Where the string "servicios" occurs in the material below, report the whole line.

-- START LISTED RECORDS --

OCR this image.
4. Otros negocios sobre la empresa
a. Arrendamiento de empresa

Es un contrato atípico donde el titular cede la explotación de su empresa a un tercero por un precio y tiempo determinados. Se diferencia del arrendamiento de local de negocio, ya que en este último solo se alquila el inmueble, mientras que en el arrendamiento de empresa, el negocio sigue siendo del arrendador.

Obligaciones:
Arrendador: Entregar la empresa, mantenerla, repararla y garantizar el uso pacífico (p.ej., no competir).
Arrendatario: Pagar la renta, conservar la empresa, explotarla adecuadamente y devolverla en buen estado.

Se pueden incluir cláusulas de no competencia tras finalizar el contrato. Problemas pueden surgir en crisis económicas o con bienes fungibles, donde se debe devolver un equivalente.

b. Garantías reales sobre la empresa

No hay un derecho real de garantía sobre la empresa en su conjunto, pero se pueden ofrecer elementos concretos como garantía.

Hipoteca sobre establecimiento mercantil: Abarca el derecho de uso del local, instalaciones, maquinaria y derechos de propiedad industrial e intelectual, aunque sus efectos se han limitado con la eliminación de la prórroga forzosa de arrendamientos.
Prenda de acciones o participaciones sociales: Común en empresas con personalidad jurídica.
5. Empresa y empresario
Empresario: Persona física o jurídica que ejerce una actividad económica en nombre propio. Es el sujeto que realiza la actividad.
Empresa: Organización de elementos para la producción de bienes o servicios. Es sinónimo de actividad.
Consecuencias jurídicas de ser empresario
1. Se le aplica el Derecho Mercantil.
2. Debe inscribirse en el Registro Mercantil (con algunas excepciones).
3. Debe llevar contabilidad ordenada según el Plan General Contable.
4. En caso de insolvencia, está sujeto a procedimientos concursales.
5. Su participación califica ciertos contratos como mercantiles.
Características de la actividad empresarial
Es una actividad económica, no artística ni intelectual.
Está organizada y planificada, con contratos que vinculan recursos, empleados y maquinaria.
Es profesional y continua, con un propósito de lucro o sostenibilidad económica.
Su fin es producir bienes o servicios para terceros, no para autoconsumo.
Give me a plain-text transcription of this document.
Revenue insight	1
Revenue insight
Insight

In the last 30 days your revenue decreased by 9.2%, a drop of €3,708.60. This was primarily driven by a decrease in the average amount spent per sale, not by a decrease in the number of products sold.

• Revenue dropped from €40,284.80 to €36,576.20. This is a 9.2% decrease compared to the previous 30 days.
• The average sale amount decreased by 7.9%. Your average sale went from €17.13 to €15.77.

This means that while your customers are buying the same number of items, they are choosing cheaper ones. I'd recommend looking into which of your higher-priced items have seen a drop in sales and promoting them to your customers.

-- END LISTED RECORDS --

## TASK OUTPUT
Empresa: Organización de elementos para la producción de bienes o servicios. Es sinónimo de actividad.
Su fin es producir bienes o servicios para terceros, no para autoconsumo.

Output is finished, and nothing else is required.